— WHAT THIS TASK INVOLVES —
Copy out every record precisely.

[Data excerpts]
--- start ---
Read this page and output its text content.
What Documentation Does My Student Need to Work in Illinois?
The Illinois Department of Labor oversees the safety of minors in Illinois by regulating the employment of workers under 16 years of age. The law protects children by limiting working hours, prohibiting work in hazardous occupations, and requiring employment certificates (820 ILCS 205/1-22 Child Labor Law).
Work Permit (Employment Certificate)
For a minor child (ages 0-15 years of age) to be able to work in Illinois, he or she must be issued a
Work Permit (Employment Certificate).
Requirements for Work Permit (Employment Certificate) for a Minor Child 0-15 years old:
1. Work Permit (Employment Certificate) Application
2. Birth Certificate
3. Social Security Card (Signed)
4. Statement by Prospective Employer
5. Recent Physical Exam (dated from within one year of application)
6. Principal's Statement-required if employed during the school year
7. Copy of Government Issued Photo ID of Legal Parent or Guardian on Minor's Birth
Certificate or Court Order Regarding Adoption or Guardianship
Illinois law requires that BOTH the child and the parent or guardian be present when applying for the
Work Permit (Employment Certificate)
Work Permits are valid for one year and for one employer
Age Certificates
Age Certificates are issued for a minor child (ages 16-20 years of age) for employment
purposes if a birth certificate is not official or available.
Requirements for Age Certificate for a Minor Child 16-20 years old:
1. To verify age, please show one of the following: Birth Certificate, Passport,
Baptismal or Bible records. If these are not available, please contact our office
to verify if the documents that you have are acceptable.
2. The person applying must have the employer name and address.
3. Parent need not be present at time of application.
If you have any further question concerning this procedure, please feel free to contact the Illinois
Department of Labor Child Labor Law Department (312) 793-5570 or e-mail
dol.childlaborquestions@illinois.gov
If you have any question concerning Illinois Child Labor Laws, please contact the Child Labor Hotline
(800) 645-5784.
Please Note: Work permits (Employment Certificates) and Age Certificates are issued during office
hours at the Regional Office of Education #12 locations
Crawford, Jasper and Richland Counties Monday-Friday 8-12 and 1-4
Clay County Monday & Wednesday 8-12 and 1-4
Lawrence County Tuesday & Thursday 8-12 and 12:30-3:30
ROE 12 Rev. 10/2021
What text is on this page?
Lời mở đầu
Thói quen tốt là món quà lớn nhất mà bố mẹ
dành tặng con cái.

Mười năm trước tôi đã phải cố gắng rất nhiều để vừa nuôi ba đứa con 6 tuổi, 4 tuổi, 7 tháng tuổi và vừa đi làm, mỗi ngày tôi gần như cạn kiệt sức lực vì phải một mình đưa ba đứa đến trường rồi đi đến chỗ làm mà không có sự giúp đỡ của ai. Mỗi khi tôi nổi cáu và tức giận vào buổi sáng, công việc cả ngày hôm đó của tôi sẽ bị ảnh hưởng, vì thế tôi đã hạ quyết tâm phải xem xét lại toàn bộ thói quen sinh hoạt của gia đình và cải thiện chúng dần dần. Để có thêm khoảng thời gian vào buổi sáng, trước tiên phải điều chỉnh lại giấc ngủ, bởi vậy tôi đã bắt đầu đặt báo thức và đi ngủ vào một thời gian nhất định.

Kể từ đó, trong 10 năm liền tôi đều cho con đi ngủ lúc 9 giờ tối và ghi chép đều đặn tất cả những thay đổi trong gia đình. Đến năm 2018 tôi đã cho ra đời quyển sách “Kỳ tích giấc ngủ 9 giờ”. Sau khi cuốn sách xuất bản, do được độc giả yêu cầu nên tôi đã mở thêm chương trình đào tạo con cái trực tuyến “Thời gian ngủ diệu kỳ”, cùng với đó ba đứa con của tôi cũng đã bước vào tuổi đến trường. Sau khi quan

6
--- end ---
— ANSWER TO THIS PROBLEM —
Read this page and output its text content.
What Documentation Does My Student Need to Work in Illinois?
The Illinois Department of Labor oversees the safety of minors in Illinois by regulating the employment of workers under 16 years of age. The law protects children by limiting working hours, prohibiting work in hazardous occupations, and requiring employment certificates (820 ILCS 205/1-22 Child Labor Law).
Work Permit (Employment Certificate)
For a minor child (ages 0-15 years of age) to be able to work in Illinois, he or she must be issued a
Work Permit (Employment Certificate).
Requirements for Work Permit (Employment Certificate) for a Minor Child 0-15 years old:
1. Work Permit (Employment Certificate) Application
2. Birth Certificate
3. Social Security Card (Signed)
4. Statement by Prospective Employer
5. Recent Physical Exam (dated from within one year of application)
6. Principal's Statement-required if employed during the school year
7. Copy of Government Issued Photo ID of Legal Parent or Guardian on Minor's Birth
Certificate or Court Order Regarding Adoption or Guardianship
Illinois law requires that BOTH the child and the parent or guardian be present when applying for the
Work Permit (Employment Certificate)
Work Permits are valid for one year and for one employer
Age Certificates
Age Certificates are issued for a minor child (ages 16-20 years of age) for employment
purposes if a birth certificate is not official or available.
Requirements for Age Certificate for a Minor Child 16-20 years old:
1. To verify age, please show one of the following: Birth Certificate, Passport,
Baptismal or Bible records. If these are not available, please contact our office
to verify if the documents that you have are acceptable.
2. The person applying must have the employer name and address.
3. Parent need not be present at time of application.
If you have any further question concerning this procedure, please feel free to contact the Illinois
Department of Labor Child Labor Law Department (312) 793-5570 or e-mail
dol.childlaborquestions@illinois.gov
If you have any question concerning Illinois Child Labor Laws, please contact the Child Labor Hotline
(800) 645-5784.
Please Note: Work permits (Employment Certificates) and Age Certificates are issued during office
hours at the Regional Office of Education #12 locations
Crawford, Jasper and Richland Counties Monday-Friday 8-12 and 1-4
Clay County Monday & Wednesday 8-12 and 1-4
Lawrence County Tuesday & Thursday 8-12 and 12:30-3:30
ROE 12 Rev. 10/2021
What text is on this page?
Lời mở đầu
Thói quen tốt là món quà lớn nhất mà bố mẹ
dành tặng con cái.

Mười năm trước tôi đã phải cố gắng rất nhiều để vừa nuôi ba đứa con 6 tuổi, 4 tuổi, 7 tháng tuổi và vừa đi làm, mỗi ngày tôi gần như cạn kiệt sức lực vì phải một mình đưa ba đứa đến trường rồi đi đến chỗ làm mà không có sự giúp đỡ của ai. Mỗi khi tôi nổi cáu và tức giận vào buổi sáng, công việc cả ngày hôm đó của tôi sẽ bị ảnh hưởng, vì thế tôi đã hạ quyết tâm phải xem xét lại toàn bộ thói quen sinh hoạt của gia đình và cải thiện chúng dần dần. Để có thêm khoảng thời gian vào buổi sáng, trước tiên phải điều chỉnh lại giấc ngủ, bởi vậy tôi đã bắt đầu đặt báo thức và đi ngủ vào một thời gian nhất định.

Kể từ đó, trong 10 năm liền tôi đều cho con đi ngủ lúc 9 giờ tối và ghi chép đều đặn tất cả những thay đổi trong gia đình. Đến năm 2018 tôi đã cho ra đời quyển sách “Kỳ tích giấc ngủ 9 giờ”. Sau khi cuốn sách xuất bản, do được độc giả yêu cầu nên tôi đã mở thêm chương trình đào tạo con cái trực tuyến “Thời gian ngủ diệu kỳ”, cùng với đó ba đứa con của tôi cũng đã bước vào tuổi đến trường. Sau khi quan

6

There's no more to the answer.